Saved entries
━━━━━━━━━━━━━━━━━━━━

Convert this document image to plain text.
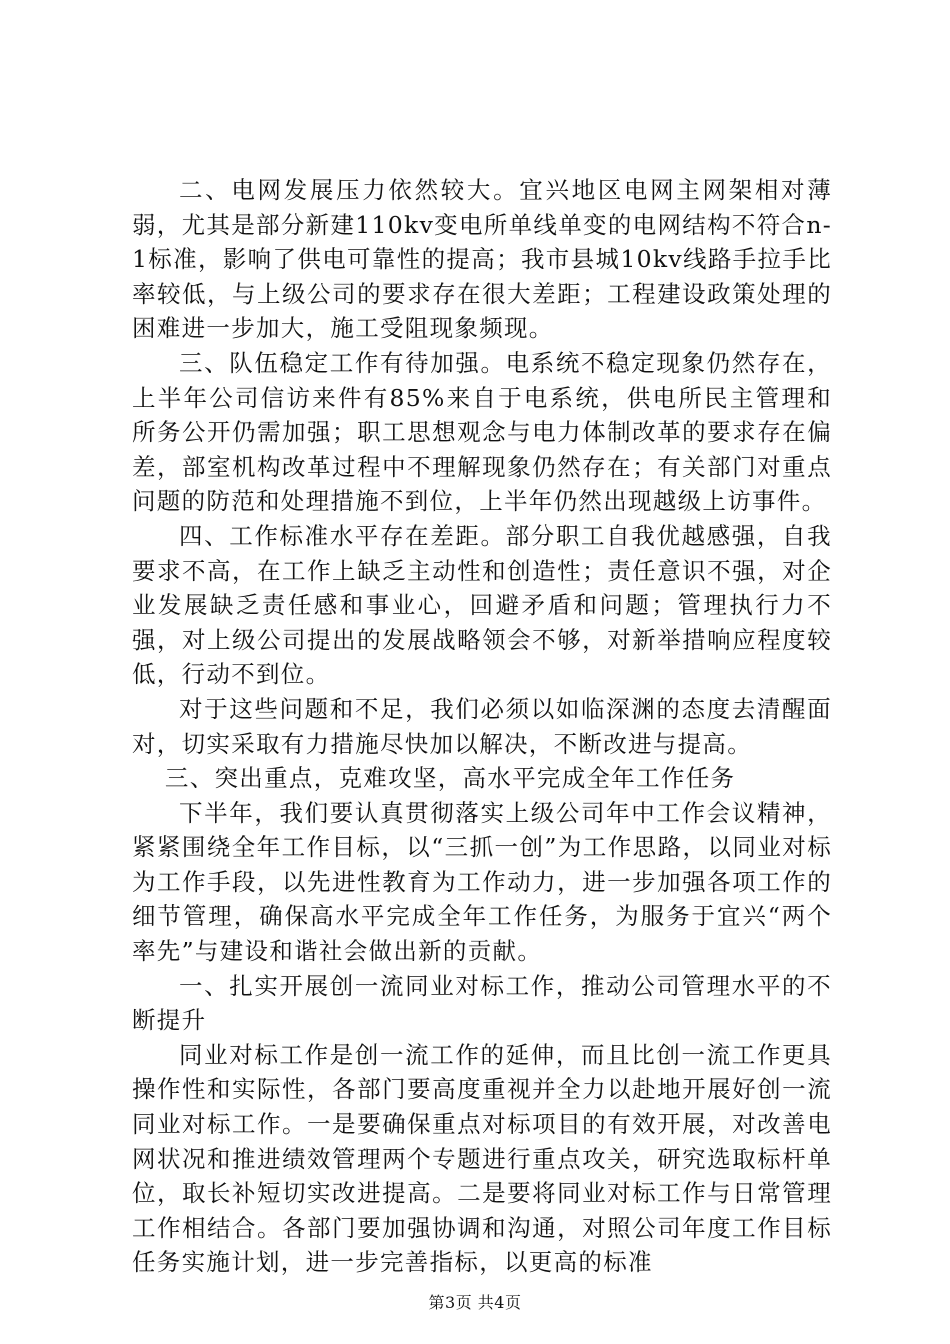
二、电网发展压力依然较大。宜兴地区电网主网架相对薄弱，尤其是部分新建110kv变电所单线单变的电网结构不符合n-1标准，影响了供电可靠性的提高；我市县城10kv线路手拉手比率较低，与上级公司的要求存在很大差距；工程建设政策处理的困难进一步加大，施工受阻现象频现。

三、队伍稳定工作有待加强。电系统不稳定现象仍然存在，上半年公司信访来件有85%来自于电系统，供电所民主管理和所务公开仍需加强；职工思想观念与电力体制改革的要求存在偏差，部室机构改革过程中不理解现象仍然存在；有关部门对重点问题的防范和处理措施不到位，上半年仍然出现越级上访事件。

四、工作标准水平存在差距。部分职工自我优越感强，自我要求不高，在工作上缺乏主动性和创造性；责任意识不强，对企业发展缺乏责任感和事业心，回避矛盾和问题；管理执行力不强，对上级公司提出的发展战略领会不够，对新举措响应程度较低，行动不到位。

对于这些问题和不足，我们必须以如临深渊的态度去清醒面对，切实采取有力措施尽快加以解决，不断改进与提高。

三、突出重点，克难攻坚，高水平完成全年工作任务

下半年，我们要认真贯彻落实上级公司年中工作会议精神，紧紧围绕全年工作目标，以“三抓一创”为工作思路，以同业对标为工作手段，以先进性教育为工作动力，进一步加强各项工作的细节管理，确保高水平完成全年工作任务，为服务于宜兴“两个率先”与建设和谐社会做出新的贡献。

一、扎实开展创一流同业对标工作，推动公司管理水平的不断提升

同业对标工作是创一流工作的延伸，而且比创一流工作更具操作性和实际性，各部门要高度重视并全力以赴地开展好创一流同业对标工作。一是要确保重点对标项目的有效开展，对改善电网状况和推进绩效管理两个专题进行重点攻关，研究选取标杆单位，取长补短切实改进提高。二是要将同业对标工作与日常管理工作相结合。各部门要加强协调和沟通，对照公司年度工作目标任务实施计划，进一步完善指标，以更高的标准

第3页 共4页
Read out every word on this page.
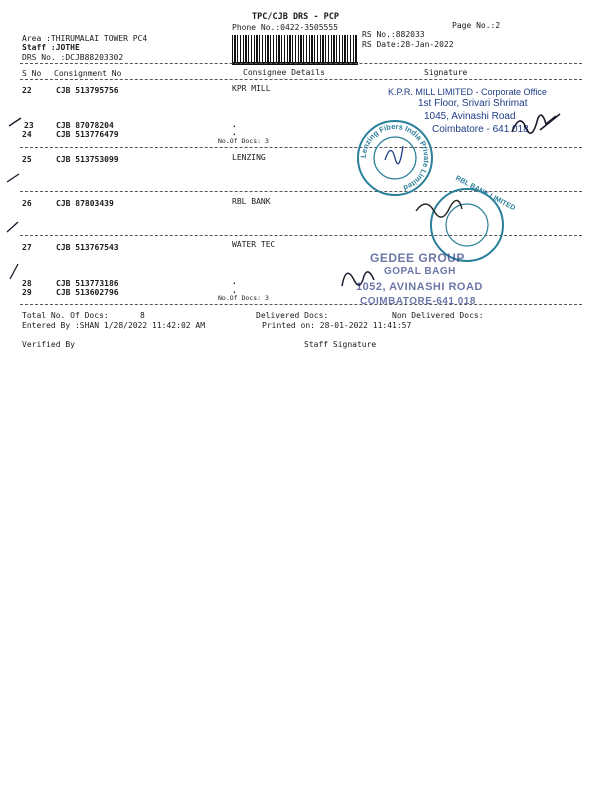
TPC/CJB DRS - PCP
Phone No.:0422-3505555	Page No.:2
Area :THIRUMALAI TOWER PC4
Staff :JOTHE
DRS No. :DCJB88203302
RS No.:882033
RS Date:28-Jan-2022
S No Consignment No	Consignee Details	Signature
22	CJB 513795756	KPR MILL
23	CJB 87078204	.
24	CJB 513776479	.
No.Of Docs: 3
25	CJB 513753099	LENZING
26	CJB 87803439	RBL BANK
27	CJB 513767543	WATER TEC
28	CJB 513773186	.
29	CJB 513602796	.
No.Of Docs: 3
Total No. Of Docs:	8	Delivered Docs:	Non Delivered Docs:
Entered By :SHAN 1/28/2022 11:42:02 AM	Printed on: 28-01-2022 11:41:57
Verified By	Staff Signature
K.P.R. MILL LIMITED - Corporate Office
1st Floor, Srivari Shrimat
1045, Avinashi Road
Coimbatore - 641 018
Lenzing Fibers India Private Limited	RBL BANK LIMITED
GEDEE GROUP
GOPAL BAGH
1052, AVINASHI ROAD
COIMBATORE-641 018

━━━━━━━━━━━━━━━━━━━━

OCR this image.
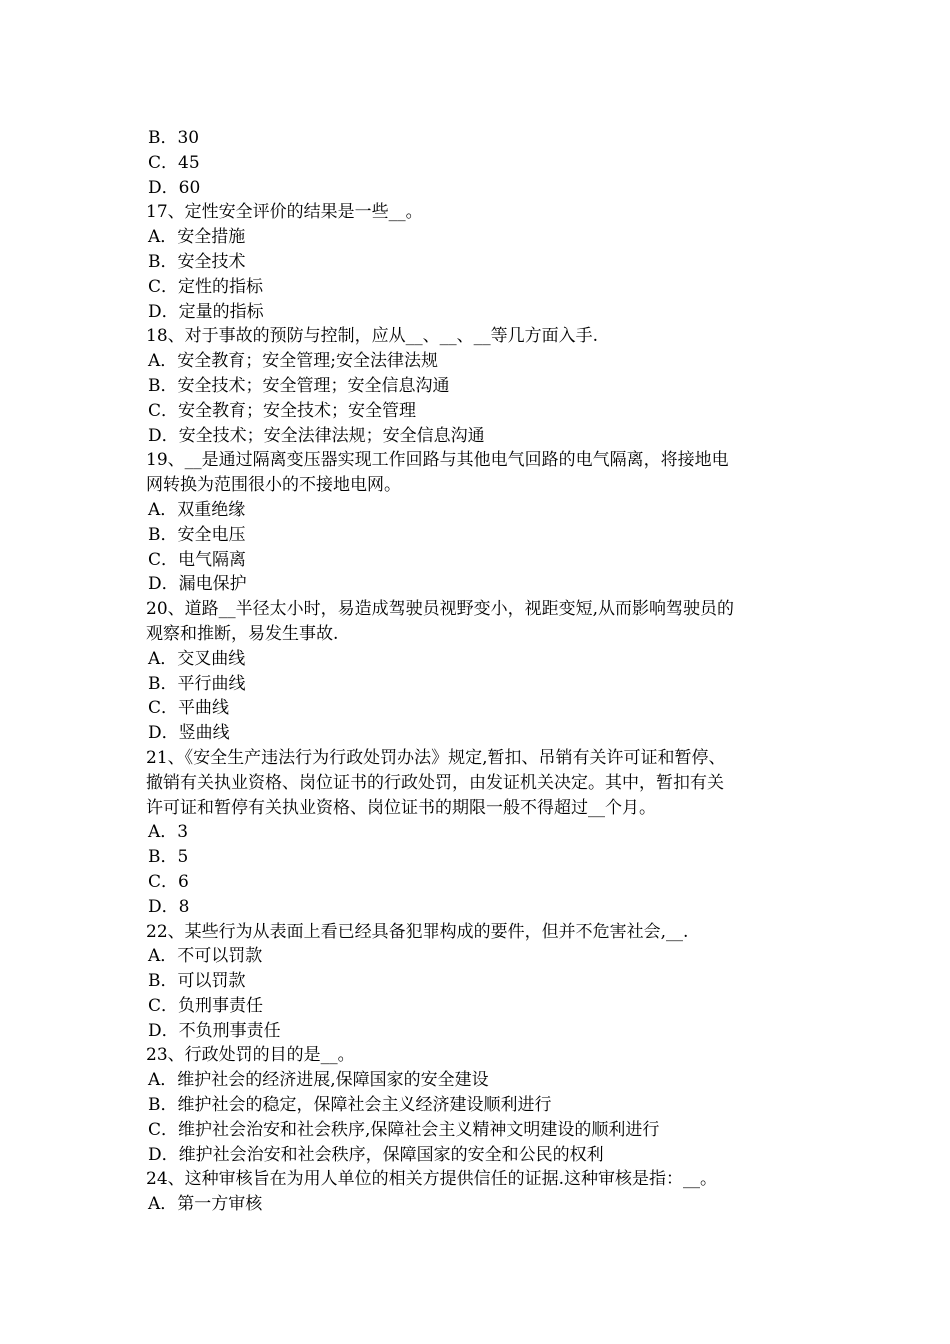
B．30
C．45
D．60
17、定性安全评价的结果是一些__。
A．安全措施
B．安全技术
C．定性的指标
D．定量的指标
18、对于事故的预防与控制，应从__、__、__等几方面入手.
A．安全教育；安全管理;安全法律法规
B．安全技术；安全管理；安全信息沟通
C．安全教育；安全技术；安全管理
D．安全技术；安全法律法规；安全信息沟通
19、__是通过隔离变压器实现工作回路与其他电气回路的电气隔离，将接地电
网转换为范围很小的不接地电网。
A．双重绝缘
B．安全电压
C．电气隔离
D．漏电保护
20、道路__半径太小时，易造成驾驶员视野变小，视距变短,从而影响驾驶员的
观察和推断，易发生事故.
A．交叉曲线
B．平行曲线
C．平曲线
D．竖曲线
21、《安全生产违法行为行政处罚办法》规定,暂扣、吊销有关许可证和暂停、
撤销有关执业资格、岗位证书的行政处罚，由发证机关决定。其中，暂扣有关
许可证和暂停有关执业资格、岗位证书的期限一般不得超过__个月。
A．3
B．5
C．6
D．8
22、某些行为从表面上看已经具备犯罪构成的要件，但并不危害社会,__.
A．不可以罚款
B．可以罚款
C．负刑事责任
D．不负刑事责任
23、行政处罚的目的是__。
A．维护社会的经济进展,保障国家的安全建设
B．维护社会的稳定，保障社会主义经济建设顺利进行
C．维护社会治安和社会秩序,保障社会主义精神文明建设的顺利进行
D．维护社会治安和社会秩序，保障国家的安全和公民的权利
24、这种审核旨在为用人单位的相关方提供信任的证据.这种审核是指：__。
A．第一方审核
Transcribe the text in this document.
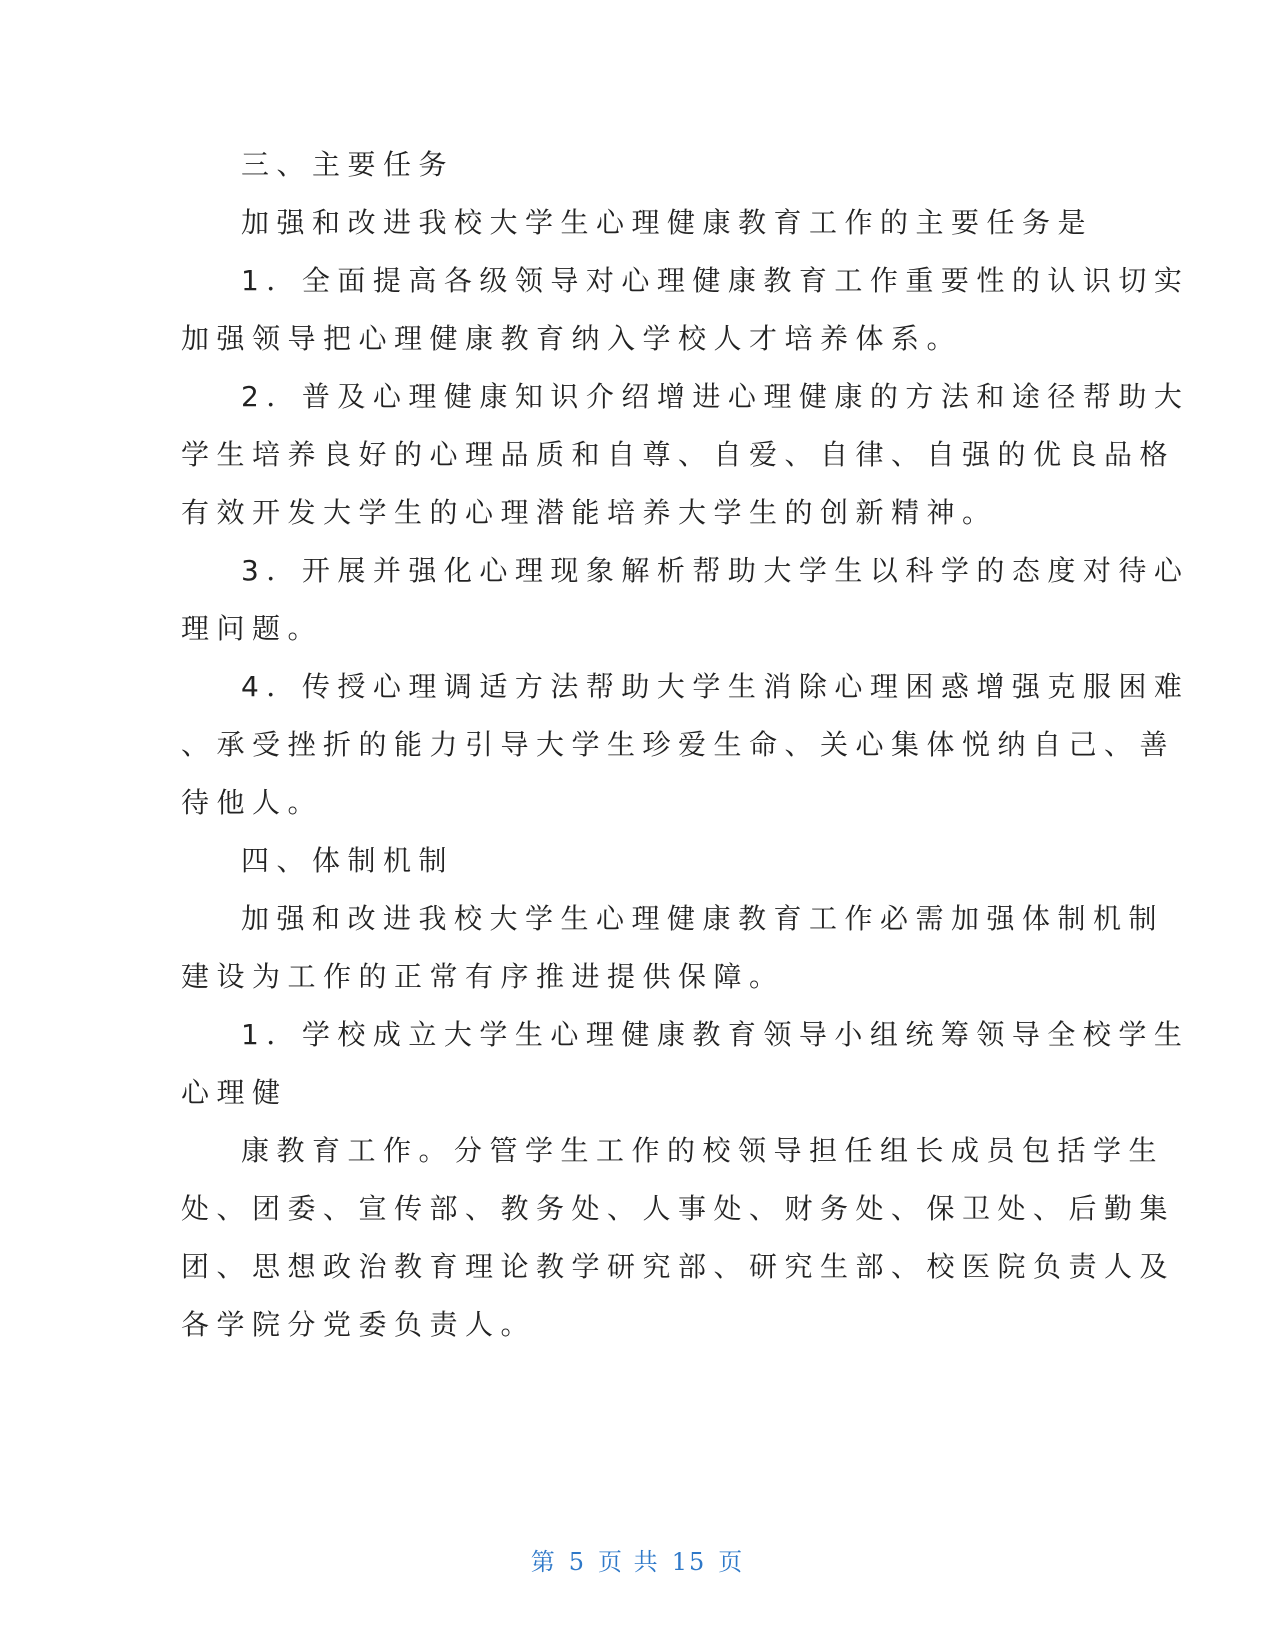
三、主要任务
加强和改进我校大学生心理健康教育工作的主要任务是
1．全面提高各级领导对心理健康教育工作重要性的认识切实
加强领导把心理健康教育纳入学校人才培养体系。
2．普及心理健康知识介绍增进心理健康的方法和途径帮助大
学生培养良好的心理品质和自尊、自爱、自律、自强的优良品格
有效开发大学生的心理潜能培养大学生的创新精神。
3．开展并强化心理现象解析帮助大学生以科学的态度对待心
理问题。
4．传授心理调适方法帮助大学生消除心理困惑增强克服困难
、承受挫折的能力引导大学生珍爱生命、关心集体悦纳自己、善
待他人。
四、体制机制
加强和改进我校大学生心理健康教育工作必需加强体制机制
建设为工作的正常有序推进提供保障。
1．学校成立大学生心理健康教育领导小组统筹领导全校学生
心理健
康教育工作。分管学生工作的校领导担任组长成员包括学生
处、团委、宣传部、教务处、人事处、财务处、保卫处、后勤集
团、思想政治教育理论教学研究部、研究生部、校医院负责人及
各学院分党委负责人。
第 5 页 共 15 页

━━━━━━━━━━━━━━━━━━━━

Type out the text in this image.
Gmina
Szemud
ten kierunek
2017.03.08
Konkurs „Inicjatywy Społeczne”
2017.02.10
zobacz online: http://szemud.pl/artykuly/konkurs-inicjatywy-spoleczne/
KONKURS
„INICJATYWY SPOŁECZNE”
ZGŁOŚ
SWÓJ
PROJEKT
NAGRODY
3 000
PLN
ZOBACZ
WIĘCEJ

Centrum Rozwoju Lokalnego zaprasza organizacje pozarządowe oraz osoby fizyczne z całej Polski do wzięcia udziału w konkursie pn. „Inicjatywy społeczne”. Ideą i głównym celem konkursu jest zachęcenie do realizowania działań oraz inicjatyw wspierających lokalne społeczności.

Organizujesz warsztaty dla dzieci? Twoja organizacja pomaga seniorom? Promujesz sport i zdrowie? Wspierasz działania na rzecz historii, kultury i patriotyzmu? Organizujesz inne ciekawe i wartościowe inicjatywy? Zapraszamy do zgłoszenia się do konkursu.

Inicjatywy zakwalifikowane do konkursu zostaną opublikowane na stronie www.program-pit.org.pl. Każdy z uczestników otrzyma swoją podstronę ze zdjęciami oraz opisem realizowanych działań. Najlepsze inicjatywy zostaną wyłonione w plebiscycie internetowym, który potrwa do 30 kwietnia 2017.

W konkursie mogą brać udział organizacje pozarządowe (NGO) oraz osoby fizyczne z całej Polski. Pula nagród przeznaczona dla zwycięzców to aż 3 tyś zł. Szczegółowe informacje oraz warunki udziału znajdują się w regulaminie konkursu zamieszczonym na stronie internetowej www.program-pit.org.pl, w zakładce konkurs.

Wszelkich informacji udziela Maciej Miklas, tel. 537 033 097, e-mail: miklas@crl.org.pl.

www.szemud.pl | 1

━━━━━━━━━━━━━━━━━━━━

* Instructions for the task *
Check each line of the listing above for the string "this", then report only how many lines have it.

* Written solution *
5